WORK REQUIRED: Retype the data that follows line by line, exactly, and leave its pictures out.

Extracted records:
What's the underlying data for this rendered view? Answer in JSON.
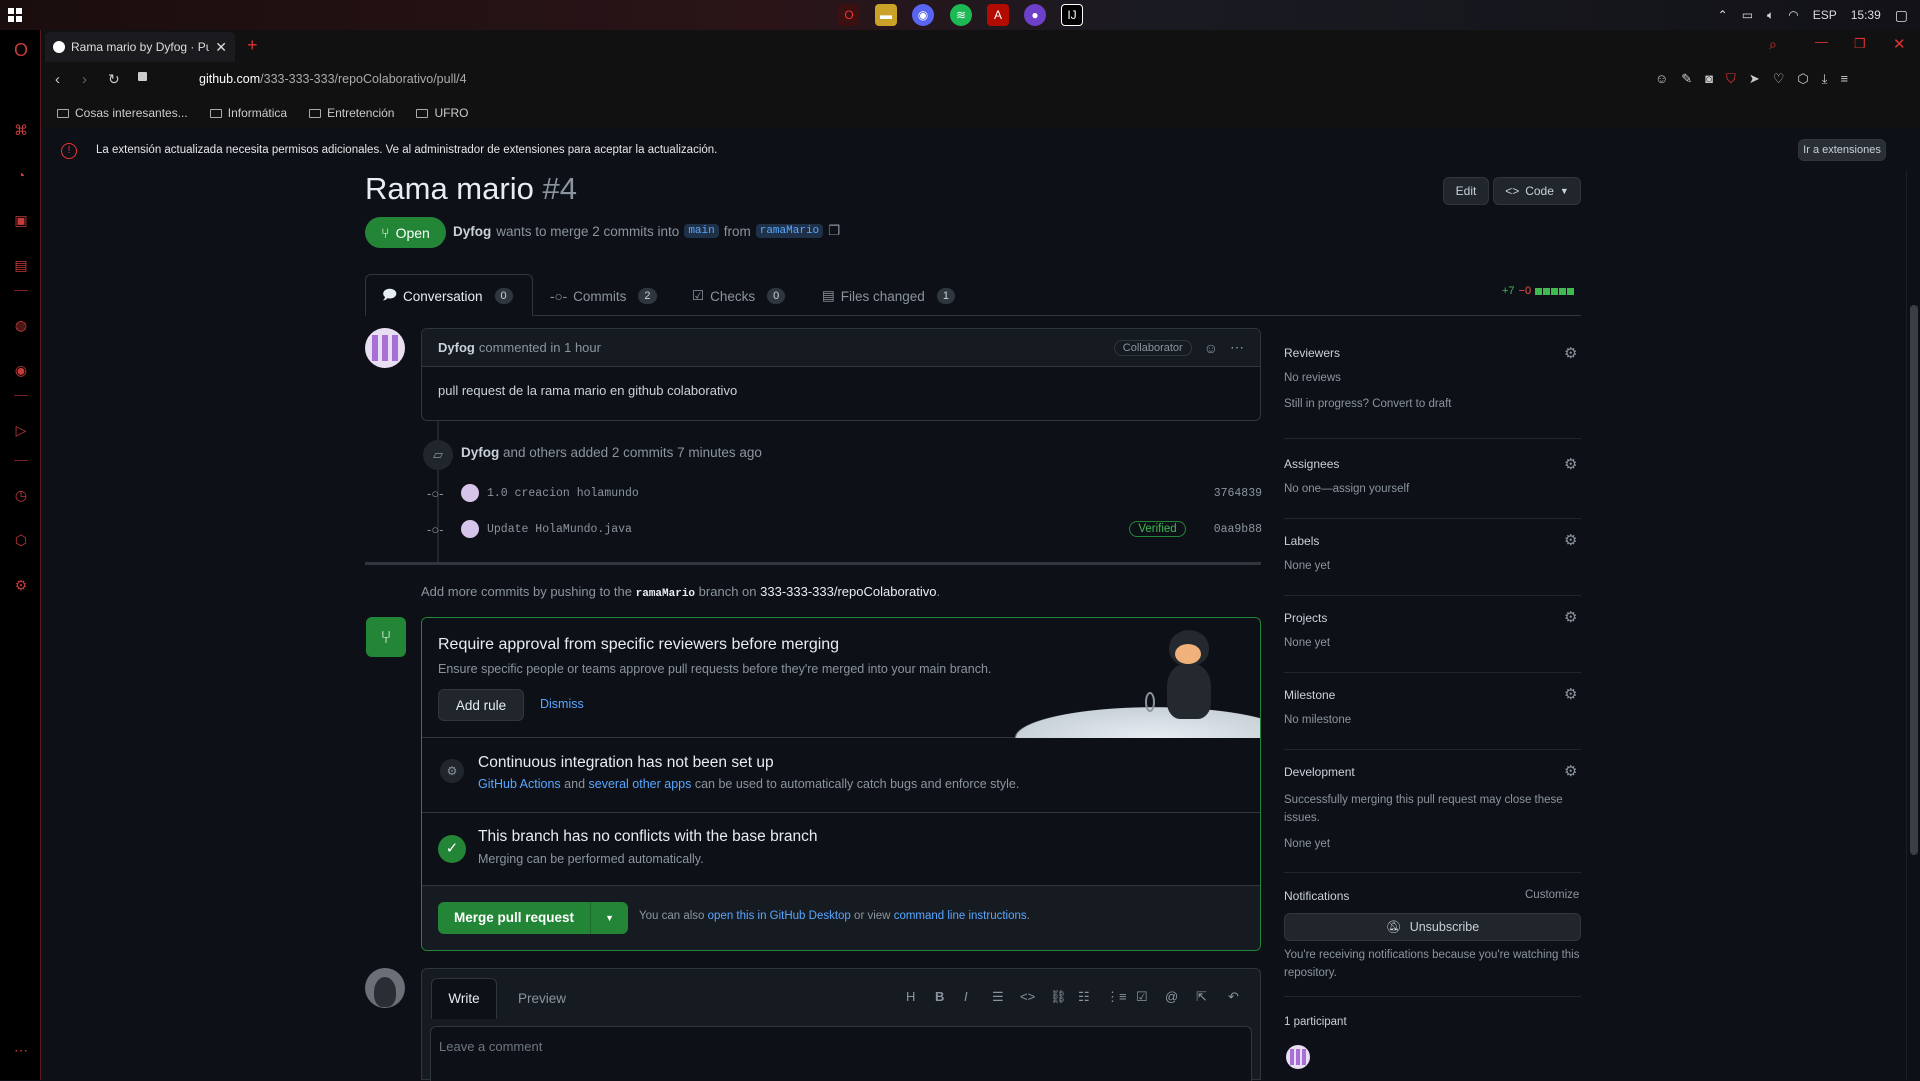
{
  "taskbar": {
    "language": "ESP",
    "time": "15:39"
  },
  "browser": {
    "tab_title": "Rama mario by Dyfog · Pul",
    "url_domain": "github.com",
    "url_path": "/333-333-333/repoColaborativo/pull/4",
    "bookmarks": [
      "Cosas interesantes...",
      "Informática",
      "Entretención",
      "UFRO"
    ],
    "infobar_text": "La extensión actualizada necesita permisos adicionales. Ve al administrador de extensiones para aceptar la actualización.",
    "infobar_button": "Ir a extensiones"
  },
  "pr": {
    "title": "Rama mario",
    "number": "#4",
    "state": "Open",
    "author": "Dyfog",
    "summary_mid": "wants to merge 2 commits into",
    "base_branch": "main",
    "from_label": "from",
    "head_branch": "ramaMario",
    "edit_label": "Edit",
    "code_label": "Code"
  },
  "tabs": [
    {
      "label": "Conversation",
      "count": "0"
    },
    {
      "label": "Commits",
      "count": "2"
    },
    {
      "label": "Checks",
      "count": "0"
    },
    {
      "label": "Files changed",
      "count": "1"
    }
  ],
  "diffstat": {
    "added": "+7",
    "removed": "−0"
  },
  "comment": {
    "author": "Dyfog",
    "meta": "commented in 1 hour",
    "badge": "Collaborator",
    "body": "pull request de la rama mario en github colaborativo"
  },
  "commits_event": {
    "author": "Dyfog",
    "text": "and others added 2 commits 7 minutes ago",
    "items": [
      {
        "message": "1.0 creacion holamundo",
        "sha": "3764839",
        "verified": ""
      },
      {
        "message": "Update HolaMundo.java",
        "sha": "0aa9b88",
        "verified": "Verified"
      }
    ]
  },
  "push_hint": {
    "prefix": "Add more commits by pushing to the",
    "branch": "ramaMario",
    "mid": "branch on",
    "repo": "333-333-333/repoColaborativo",
    "suffix": "."
  },
  "merge_box": {
    "rule_title": "Require approval from specific reviewers before merging",
    "rule_desc": "Ensure specific people or teams approve pull requests before they're merged into your main branch.",
    "add_rule": "Add rule",
    "dismiss": "Dismiss",
    "ci_title": "Continuous integration has not been set up",
    "ci_link1": "GitHub Actions",
    "ci_and": "and",
    "ci_link2": "several other apps",
    "ci_desc": "can be used to automatically catch bugs and enforce style.",
    "conflict_title": "This branch has no conflicts with the base branch",
    "conflict_desc": "Merging can be performed automatically.",
    "merge_button": "Merge pull request",
    "also_prefix": "You can also",
    "also_link1": "open this in GitHub Desktop",
    "also_mid": "or view",
    "also_link2": "command line instructions",
    "also_suffix": "."
  },
  "editor": {
    "write": "Write",
    "preview": "Preview",
    "placeholder": "Leave a comment"
  },
  "sidebar": {
    "reviewers_title": "Reviewers",
    "reviewers_val": "No reviews",
    "reviewers_hint": "Still in progress? Convert to draft",
    "assignees_title": "Assignees",
    "assignees_val": "No one—assign yourself",
    "labels_title": "Labels",
    "labels_val": "None yet",
    "projects_title": "Projects",
    "projects_val": "None yet",
    "milestone_title": "Milestone",
    "milestone_val": "No milestone",
    "development_title": "Development",
    "development_desc": "Successfully merging this pull request may close these issues.",
    "development_val": "None yet",
    "notifications_title": "Notifications",
    "customize": "Customize",
    "unsubscribe": "Unsubscribe",
    "notifications_desc": "You're receiving notifications because you're watching this repository.",
    "participants": "1 participant"
  },
  "colors": {
    "green": "#238636",
    "link": "#58a6ff",
    "opera_red": "#c43b3b"
  }
}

RESPONSE TO THE EXERCISE:
What's the underlying data for this rendered view? Answer in JSON.
{
  "taskbar": {
    "language": "ESP",
    "time": "15:39"
  },
  "browser": {
    "tab_title": "Rama mario by Dyfog · Pul",
    "url_domain": "github.com",
    "url_path": "/333-333-333/repoColaborativo/pull/4",
    "bookmarks": [
      "Cosas interesantes...",
      "Informática",
      "Entretención",
      "UFRO"
    ],
    "infobar_text": "La extensión actualizada necesita permisos adicionales. Ve al administrador de extensiones para aceptar la actualización.",
    "infobar_button": "Ir a extensiones"
  },
  "pr": {
    "title": "Rama mario",
    "number": "#4",
    "state": "Open",
    "author": "Dyfog",
    "summary_mid": "wants to merge 2 commits into",
    "base_branch": "main",
    "from_label": "from",
    "head_branch": "ramaMario",
    "edit_label": "Edit",
    "code_label": "Code"
  },
  "tabs": [
    {
      "label": "Conversation",
      "count": "0"
    },
    {
      "label": "Commits",
      "count": "2"
    },
    {
      "label": "Checks",
      "count": "0"
    },
    {
      "label": "Files changed",
      "count": "1"
    }
  ],
  "diffstat": {
    "added": "+7",
    "removed": "−0"
  },
  "comment": {
    "author": "Dyfog",
    "meta": "commented in 1 hour",
    "badge": "Collaborator",
    "body": "pull request de la rama mario en github colaborativo"
  },
  "commits_event": {
    "author": "Dyfog",
    "text": "and others added 2 commits 7 minutes ago",
    "items": [
      {
        "message": "1.0 creacion holamundo",
        "sha": "3764839",
        "verified": ""
      },
      {
        "message": "Update HolaMundo.java",
        "sha": "0aa9b88",
        "verified": "Verified"
      }
    ]
  },
  "push_hint": {
    "prefix": "Add more commits by pushing to the",
    "branch": "ramaMario",
    "mid": "branch on",
    "repo": "333-333-333/repoColaborativo",
    "suffix": "."
  },
  "merge_box": {
    "rule_title": "Require approval from specific reviewers before merging",
    "rule_desc": "Ensure specific people or teams approve pull requests before they're merged into your main branch.",
    "add_rule": "Add rule",
    "dismiss": "Dismiss",
    "ci_title": "Continuous integration has not been set up",
    "ci_link1": "GitHub Actions",
    "ci_and": "and",
    "ci_link2": "several other apps",
    "ci_desc": "can be used to automatically catch bugs and enforce style.",
    "conflict_title": "This branch has no conflicts with the base branch",
    "conflict_desc": "Merging can be performed automatically.",
    "merge_button": "Merge pull request",
    "also_prefix": "You can also",
    "also_link1": "open this in GitHub Desktop",
    "also_mid": "or view",
    "also_link2": "command line instructions",
    "also_suffix": "."
  },
  "editor": {
    "write": "Write",
    "preview": "Preview",
    "placeholder": "Leave a comment"
  },
  "sidebar": {
    "reviewers_title": "Reviewers",
    "reviewers_val": "No reviews",
    "reviewers_hint": "Still in progress? Convert to draft",
    "assignees_title": "Assignees",
    "assignees_val": "No one—assign yourself",
    "labels_title": "Labels",
    "labels_val": "None yet",
    "projects_title": "Projects",
    "projects_val": "None yet",
    "milestone_title": "Milestone",
    "milestone_val": "No milestone",
    "development_title": "Development",
    "development_desc": "Successfully merging this pull request may close these issues.",
    "development_val": "None yet",
    "notifications_title": "Notifications",
    "customize": "Customize",
    "unsubscribe": "Unsubscribe",
    "notifications_desc": "You're receiving notifications because you're watching this repository.",
    "participants": "1 participant"
  },
  "colors": {
    "green": "#238636",
    "link": "#58a6ff",
    "opera_red": "#c43b3b"
  }
}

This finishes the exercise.